**WORK TO COMPLETE:**
Copy every line of the listing that holds the string "foto".

**EXTRACTED MATERIAL:**
>>>

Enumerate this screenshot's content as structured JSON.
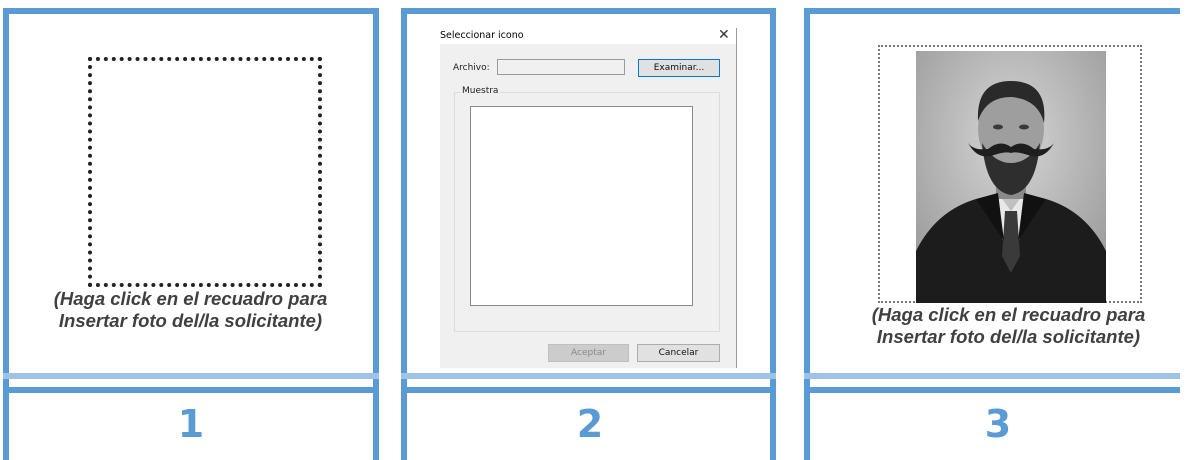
{
  "panels": [
    {
      "number": "1",
      "caption_line1": "(Haga click en el recuadro para",
      "caption_line2": "Insertar foto del/la solicitante)"
    },
    {
      "number": "2",
      "dialog": {
        "title": "Seleccionar icono",
        "close_icon": "close-icon",
        "file_label": "Archivo:",
        "file_value": "",
        "browse_button": "Examinar...",
        "group_label": "Muestra",
        "ok_button": "Aceptar",
        "ok_enabled": false,
        "cancel_button": "Cancelar"
      }
    },
    {
      "number": "3",
      "caption_line1": "(Haga click en el recuadro para",
      "caption_line2": "Insertar foto del/la solicitante)",
      "photo_icon": "person-photo"
    }
  ],
  "colors": {
    "accent_blue": "#5b9bd5",
    "light_blue": "#9dc3e6",
    "caption_text": "#404040",
    "dialog_bg": "#f0f0f0"
  }
}
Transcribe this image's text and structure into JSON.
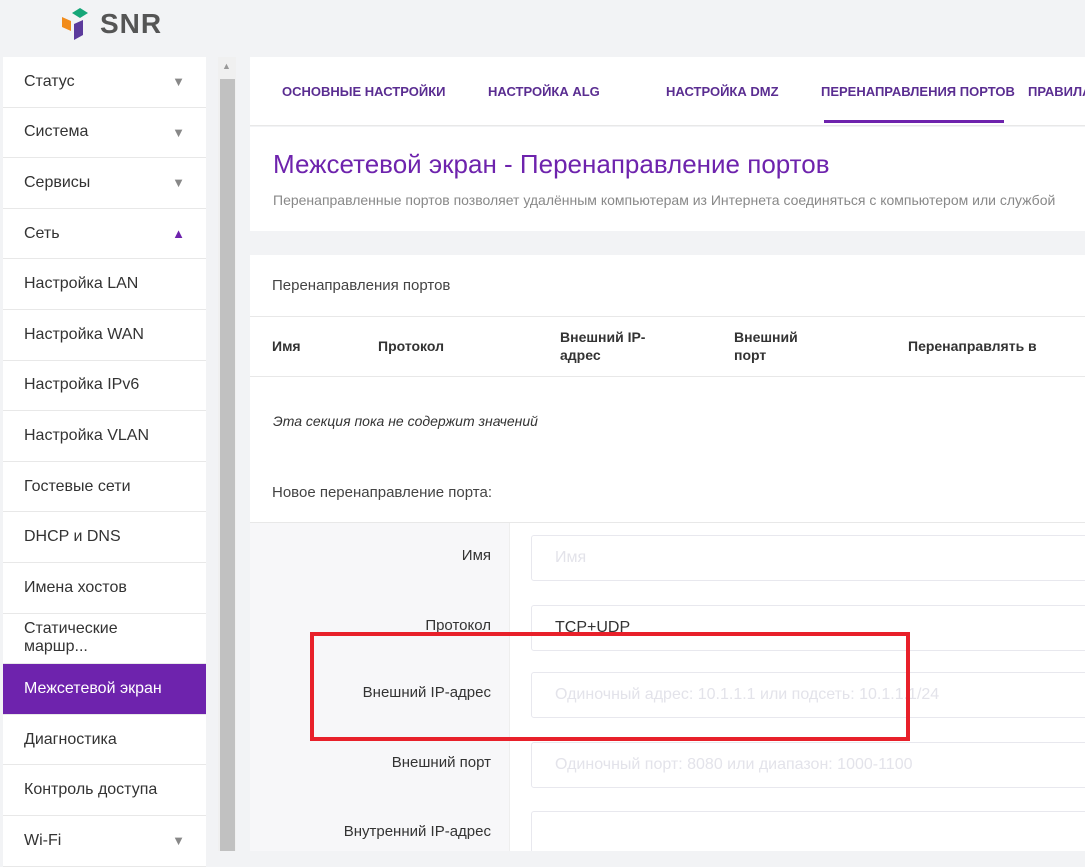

<<<

**FULL OUTPUT:**
      "caption_line2": "Insertar foto del/la solicitante)"
      "caption_line2": "Insertar foto del/la solicitante)",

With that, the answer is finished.